> Excerpted passage:
Most simply put, Web 2.0 refers to a perceived transition of the World Wide Web from a collection of websites to a full-fledged computing platform serving web applications to end users. Proponents of this thinking expect that, ultimately, Web 2.0 services will replace desktop computing applications for many purposes.
The term was coined by Dale Dougherty of O'Reilly Media brainstorming with Craig Cline of MediaLive to develop ideas for a conference that they could jointly host. Dougherty suggested that the Web was in a renaissance, with changing rules and evolving business models. Dougherty gave examples: "DoubleClick was Web 1.0; Google AdSense is Web 2.0. Ofoto was Web 1.0; Flickr is Web 2.0." - rather than definitions. He recruited John Battelle for a business perspective, and O'Reilly Media, Battelle, and MediaLive launched the first Web 2.0 Conference in October 2004.
According to O'Reilly, Web 2.0 can be compared to Web 1.0 in this way:
Web 1.0________________Web 2.0_____________Utility
DoubleClick____________Google AdSense________Advertising
Ofoto_________________Flickr_________________Photo sharing
Akamai________________BitTorrent_____________Content distribution
MP3.com______________Napster_______________Music sharing
Britannica Online________Wikipedia _____________Encyclopedias
personal websites_______blogging_______________Personal pages
Evite__________________upcoming.org; EVDB____ Event planning
domain name speculation__search engine opt.______Business promotion
page views_____________cost per click__________Ad pricing metrics
screen scraping ________web services__________Content syndication
publishing______________participation___________Content creation
content mgmt systems____wikis________________Content management
directories (taxonomy)____tagging ("folksonomy")__Content classification
stickiness______________syndication____________Interoperability
In his paper What is Web 2.0? Design Patterns and Business Models for the Next Generation of Sofware Tim O'Reilly dicusses the key themes of Web 2.0. In short, these are the things we can expect to see:
- The web will become a platform where users control their own data
- The web will be used to capture and categorize our collective intelligence (through wikis, blogs, tagging, etc.)
- Data becomes the "Intel Inside", and there is currently a race on to own certain classes of core data (e.g., mapping information)
- No more software release cycles since the Internet offers software as a service and not a product
- Complex, proprietary software applications will be replaced by "lightweight", open-source programs that can easily be hacked and remixed
- New web services will offer rich user interfaces and PC-quality interactivity


Comments: 1
Thanks for making us aware of the conference's highlights. If we are in a new wave of development, I am excited for how our lives will change yet again (imagine, 10 years ago Microsoft did not offer IE, and a fast connections was a 14.4k modem.
I think the user-defined web will mean many things for the participants, and will let anyone take control of their interactions with others. Let's hope Gather takes us there!

Records taken from a dataset

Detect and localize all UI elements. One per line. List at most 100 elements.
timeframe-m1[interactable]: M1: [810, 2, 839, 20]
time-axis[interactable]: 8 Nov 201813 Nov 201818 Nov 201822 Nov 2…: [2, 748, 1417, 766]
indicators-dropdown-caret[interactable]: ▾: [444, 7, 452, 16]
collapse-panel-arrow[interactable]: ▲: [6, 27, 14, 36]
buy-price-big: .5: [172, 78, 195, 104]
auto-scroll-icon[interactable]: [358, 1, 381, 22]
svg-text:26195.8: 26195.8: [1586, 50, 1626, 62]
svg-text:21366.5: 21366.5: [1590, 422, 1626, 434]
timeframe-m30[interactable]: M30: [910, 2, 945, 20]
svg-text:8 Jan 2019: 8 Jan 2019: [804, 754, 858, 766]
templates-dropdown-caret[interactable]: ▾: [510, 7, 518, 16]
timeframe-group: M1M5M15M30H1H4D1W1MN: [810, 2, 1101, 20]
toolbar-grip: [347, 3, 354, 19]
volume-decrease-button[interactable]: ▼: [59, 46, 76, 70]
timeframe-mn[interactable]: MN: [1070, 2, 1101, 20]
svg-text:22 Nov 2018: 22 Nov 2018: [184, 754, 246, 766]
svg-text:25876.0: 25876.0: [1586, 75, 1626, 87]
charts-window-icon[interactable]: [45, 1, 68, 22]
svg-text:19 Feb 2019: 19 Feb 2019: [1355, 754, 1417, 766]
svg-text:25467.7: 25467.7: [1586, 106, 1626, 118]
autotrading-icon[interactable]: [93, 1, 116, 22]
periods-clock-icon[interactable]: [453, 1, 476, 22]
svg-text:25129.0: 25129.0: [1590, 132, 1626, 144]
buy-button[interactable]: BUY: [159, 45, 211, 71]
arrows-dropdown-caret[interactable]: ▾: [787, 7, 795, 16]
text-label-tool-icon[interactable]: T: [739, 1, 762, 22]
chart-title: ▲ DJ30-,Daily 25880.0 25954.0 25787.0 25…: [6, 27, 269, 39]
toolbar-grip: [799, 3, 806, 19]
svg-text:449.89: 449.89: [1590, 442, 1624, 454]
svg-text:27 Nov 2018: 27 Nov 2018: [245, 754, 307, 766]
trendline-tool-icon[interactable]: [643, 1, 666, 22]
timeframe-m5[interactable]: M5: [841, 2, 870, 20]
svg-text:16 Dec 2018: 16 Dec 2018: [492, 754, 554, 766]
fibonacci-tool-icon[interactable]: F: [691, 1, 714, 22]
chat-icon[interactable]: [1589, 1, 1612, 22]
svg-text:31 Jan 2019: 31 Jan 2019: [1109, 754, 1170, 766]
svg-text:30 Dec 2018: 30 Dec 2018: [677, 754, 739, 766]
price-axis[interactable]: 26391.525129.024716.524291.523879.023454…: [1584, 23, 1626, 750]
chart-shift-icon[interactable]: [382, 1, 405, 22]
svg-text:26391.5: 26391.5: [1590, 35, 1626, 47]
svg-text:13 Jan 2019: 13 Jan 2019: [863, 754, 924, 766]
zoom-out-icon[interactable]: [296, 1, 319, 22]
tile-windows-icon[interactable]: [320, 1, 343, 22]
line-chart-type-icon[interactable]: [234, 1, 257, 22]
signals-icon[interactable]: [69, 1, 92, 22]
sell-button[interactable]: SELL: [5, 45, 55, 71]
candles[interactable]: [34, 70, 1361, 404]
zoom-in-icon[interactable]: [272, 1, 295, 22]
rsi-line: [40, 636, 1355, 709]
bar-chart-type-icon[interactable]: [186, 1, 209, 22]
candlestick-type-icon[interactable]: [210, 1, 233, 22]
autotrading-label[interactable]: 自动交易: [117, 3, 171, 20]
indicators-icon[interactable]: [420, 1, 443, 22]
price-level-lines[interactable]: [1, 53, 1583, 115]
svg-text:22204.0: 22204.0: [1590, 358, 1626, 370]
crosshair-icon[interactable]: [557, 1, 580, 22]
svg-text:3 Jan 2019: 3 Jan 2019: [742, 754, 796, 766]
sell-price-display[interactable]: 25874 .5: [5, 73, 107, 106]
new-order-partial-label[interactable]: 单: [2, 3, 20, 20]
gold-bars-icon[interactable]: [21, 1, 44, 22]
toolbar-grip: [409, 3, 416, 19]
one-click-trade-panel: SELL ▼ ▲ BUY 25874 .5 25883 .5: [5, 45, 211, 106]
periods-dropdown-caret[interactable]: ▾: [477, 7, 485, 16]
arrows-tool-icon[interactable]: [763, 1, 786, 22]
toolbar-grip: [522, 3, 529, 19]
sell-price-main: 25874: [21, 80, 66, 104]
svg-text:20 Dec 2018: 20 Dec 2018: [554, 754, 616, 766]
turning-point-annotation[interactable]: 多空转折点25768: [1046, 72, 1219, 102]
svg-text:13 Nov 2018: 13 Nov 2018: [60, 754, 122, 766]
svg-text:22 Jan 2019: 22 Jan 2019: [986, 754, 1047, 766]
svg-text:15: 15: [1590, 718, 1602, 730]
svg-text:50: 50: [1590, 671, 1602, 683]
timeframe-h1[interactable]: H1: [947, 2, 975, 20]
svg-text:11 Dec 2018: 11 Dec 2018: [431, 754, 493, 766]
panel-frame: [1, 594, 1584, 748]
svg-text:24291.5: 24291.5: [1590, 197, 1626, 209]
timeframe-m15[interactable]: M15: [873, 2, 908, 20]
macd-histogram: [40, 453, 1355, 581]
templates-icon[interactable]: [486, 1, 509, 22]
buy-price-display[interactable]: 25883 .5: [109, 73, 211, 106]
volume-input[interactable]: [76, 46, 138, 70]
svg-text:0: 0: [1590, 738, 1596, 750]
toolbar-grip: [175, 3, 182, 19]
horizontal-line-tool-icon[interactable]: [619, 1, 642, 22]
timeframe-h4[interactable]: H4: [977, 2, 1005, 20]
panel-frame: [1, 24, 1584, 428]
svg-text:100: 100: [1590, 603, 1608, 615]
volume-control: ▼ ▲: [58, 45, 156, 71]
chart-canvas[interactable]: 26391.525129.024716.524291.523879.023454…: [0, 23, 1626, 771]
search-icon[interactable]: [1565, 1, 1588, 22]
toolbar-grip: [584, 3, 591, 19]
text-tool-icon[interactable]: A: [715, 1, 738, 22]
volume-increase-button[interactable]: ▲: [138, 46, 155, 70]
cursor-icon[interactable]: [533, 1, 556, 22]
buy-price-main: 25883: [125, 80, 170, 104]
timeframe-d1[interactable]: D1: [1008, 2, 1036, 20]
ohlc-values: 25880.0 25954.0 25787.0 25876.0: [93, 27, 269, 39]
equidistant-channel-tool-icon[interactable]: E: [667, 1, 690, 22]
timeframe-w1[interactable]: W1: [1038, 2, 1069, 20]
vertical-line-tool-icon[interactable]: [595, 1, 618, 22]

> Tasks and exercises:
**A.** Name every person mentioned in the Web 2.0 article.
**B.** According to the Web 2.0 article, why will there be no more software release cycles?
**C.** From the Web 2.0 article, quote the passage between "Comments: 1" and "takes us there!", inclusive.
The listing has no connection to the Web 2.0 article.

> Answers in order:
**A.** Dale Dougherty, Craig Cline, John Battelle, Tim O'Reilly

**B.** The Internet offers software as a service rather than as a product.

**C.**
Comments: 1
Thanks for making us aware of the conference's highlights. If we are in a new wave of development, I am excited for how our lives will change yet again (imagine, 10 years ago Microsoft did not offer IE, and a fast connections was a 14.4k modem.
I think the user-defined web will mean many things for the participants, and will let anyone take control of their interactions with others. Let's hope Gather takes us there!